## To be done
Write out each entry again. Keep every word exactly as it is.

╭─ Source data

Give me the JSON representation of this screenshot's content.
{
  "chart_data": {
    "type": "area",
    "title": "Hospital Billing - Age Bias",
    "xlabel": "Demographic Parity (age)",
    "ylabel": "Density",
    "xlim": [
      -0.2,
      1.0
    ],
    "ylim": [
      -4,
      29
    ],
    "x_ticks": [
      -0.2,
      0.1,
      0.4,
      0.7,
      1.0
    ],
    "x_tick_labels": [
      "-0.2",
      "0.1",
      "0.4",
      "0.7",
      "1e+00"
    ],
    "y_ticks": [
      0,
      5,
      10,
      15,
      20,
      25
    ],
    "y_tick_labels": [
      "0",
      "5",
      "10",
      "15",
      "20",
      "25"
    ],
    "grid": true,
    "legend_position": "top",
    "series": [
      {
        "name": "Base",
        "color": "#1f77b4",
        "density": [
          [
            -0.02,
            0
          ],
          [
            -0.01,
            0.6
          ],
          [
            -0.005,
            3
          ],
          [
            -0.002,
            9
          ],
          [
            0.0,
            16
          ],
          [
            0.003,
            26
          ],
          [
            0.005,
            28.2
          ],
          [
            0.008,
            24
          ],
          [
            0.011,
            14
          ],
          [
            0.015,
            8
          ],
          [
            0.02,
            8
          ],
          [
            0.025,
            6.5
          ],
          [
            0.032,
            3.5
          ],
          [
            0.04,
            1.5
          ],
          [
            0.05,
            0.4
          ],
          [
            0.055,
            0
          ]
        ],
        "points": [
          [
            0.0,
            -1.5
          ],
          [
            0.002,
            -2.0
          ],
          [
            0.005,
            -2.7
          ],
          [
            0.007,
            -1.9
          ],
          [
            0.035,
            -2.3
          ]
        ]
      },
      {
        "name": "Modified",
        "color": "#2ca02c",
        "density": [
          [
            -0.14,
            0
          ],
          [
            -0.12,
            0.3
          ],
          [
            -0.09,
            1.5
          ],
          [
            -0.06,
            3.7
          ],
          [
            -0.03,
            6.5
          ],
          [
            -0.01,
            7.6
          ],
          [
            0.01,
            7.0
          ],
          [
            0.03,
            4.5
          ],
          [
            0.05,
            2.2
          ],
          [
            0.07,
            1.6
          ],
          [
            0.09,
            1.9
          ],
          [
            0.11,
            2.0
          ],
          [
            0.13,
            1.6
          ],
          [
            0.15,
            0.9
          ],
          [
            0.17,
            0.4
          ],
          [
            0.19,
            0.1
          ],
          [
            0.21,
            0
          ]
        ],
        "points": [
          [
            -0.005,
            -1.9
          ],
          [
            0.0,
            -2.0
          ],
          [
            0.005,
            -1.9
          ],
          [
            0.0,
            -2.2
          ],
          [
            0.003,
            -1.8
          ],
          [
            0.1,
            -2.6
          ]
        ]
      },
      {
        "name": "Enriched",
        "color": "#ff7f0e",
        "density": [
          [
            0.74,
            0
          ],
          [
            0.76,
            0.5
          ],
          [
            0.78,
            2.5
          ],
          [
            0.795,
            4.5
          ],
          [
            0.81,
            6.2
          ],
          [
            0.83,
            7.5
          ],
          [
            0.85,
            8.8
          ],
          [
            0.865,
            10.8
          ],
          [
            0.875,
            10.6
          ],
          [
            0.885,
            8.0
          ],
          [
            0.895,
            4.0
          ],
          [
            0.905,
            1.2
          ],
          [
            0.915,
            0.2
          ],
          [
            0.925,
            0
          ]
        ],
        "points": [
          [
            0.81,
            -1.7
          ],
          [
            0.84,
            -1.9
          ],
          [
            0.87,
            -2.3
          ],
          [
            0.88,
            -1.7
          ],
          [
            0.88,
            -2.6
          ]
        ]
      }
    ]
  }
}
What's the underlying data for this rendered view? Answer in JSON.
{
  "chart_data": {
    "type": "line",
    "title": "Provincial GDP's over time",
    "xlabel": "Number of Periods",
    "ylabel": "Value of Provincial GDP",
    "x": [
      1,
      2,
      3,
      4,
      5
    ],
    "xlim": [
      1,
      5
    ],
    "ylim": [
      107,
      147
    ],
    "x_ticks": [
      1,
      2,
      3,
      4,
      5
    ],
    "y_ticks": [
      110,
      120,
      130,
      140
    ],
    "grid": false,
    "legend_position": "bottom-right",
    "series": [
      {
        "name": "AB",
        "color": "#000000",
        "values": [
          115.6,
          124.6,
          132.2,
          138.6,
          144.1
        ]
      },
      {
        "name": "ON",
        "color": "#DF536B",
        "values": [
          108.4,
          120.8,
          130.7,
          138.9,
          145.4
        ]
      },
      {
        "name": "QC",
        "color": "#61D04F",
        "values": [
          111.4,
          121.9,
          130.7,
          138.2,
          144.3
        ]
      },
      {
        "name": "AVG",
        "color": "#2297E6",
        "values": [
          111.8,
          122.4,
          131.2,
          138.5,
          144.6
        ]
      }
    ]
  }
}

╰─

## Full answer
Give me the JSON representation of this screenshot's content.
{
  "chart_data": {
    "type": "area",
    "title": "Hospital Billing - Age Bias",
    "xlabel": "Demographic Parity (age)",
    "ylabel": "Density",
    "xlim": [
      -0.2,
      1.0
    ],
    "ylim": [
      -4,
      29
    ],
    "x_ticks": [
      -0.2,
      0.1,
      0.4,
      0.7,
      1.0
    ],
    "x_tick_labels": [
      "-0.2",
      "0.1",
      "0.4",
      "0.7",
      "1e+00"
    ],
    "y_ticks": [
      0,
      5,
      10,
      15,
      20,
      25
    ],
    "y_tick_labels": [
      "0",
      "5",
      "10",
      "15",
      "20",
      "25"
    ],
    "grid": true,
    "legend_position": "top",
    "series": [
      {
        "name": "Base",
        "color": "#1f77b4",
        "density": [
          [
            -0.02,
            0
          ],
          [
            -0.01,
            0.6
          ],
          [
            -0.005,
            3
          ],
          [
            -0.002,
            9
          ],
          [
            0.0,
            16
          ],
          [
            0.003,
            26
          ],
          [
            0.005,
            28.2
          ],
          [
            0.008,
            24
          ],
          [
            0.011,
            14
          ],
          [
            0.015,
            8
          ],
          [
            0.02,
            8
          ],
          [
            0.025,
            6.5
          ],
          [
            0.032,
            3.5
          ],
          [
            0.04,
            1.5
          ],
          [
            0.05,
            0.4
          ],
          [
            0.055,
            0
          ]
        ],
        "points": [
          [
            0.0,
            -1.5
          ],
          [
            0.002,
            -2.0
          ],
          [
            0.005,
            -2.7
          ],
          [
            0.007,
            -1.9
          ],
          [
            0.035,
            -2.3
          ]
        ]
      },
      {
        "name": "Modified",
        "color": "#2ca02c",
        "density": [
          [
            -0.14,
            0
          ],
          [
            -0.12,
            0.3
          ],
          [
            -0.09,
            1.5
          ],
          [
            -0.06,
            3.7
          ],
          [
            -0.03,
            6.5
          ],
          [
            -0.01,
            7.6
          ],
          [
            0.01,
            7.0
          ],
          [
            0.03,
            4.5
          ],
          [
            0.05,
            2.2
          ],
          [
            0.07,
            1.6
          ],
          [
            0.09,
            1.9
          ],
          [
            0.11,
            2.0
          ],
          [
            0.13,
            1.6
          ],
          [
            0.15,
            0.9
          ],
          [
            0.17,
            0.4
          ],
          [
            0.19,
            0.1
          ],
          [
            0.21,
            0
          ]
        ],
        "points": [
          [
            -0.005,
            -1.9
          ],
          [
            0.0,
            -2.0
          ],
          [
            0.005,
            -1.9
          ],
          [
            0.0,
            -2.2
          ],
          [
            0.003,
            -1.8
          ],
          [
            0.1,
            -2.6
          ]
        ]
      },
      {
        "name": "Enriched",
        "color": "#ff7f0e",
        "density": [
          [
            0.74,
            0
          ],
          [
            0.76,
            0.5
          ],
          [
            0.78,
            2.5
          ],
          [
            0.795,
            4.5
          ],
          [
            0.81,
            6.2
          ],
          [
            0.83,
            7.5
          ],
          [
            0.85,
            8.8
          ],
          [
            0.865,
            10.8
          ],
          [
            0.875,
            10.6
          ],
          [
            0.885,
            8.0
          ],
          [
            0.895,
            4.0
          ],
          [
            0.905,
            1.2
          ],
          [
            0.915,
            0.2
          ],
          [
            0.925,
            0
          ]
        ],
        "points": [
          [
            0.81,
            -1.7
          ],
          [
            0.84,
            -1.9
          ],
          [
            0.87,
            -2.3
          ],
          [
            0.88,
            -1.7
          ],
          [
            0.88,
            -2.6
          ]
        ]
      }
    ]
  }
}
What's the underlying data for this rendered view? Answer in JSON.
{
  "chart_data": {
    "type": "line",
    "title": "Provincial GDP's over time",
    "xlabel": "Number of Periods",
    "ylabel": "Value of Provincial GDP",
    "x": [
      1,
      2,
      3,
      4,
      5
    ],
    "xlim": [
      1,
      5
    ],
    "ylim": [
      107,
      147
    ],
    "x_ticks": [
      1,
      2,
      3,
      4,
      5
    ],
    "y_ticks": [
      110,
      120,
      130,
      140
    ],
    "grid": false,
    "legend_position": "bottom-right",
    "series": [
      {
        "name": "AB",
        "color": "#000000",
        "values": [
          115.6,
          124.6,
          132.2,
          138.6,
          144.1
        ]
      },
      {
        "name": "ON",
        "color": "#DF536B",
        "values": [
          108.4,
          120.8,
          130.7,
          138.9,
          145.4
        ]
      },
      {
        "name": "QC",
        "color": "#61D04F",
        "values": [
          111.4,
          121.9,
          130.7,
          138.2,
          144.3
        ]
      },
      {
        "name": "AVG",
        "color": "#2297E6",
        "values": [
          111.8,
          122.4,
          131.2,
          138.5,
          144.6
        ]
      }
    ]
  }
}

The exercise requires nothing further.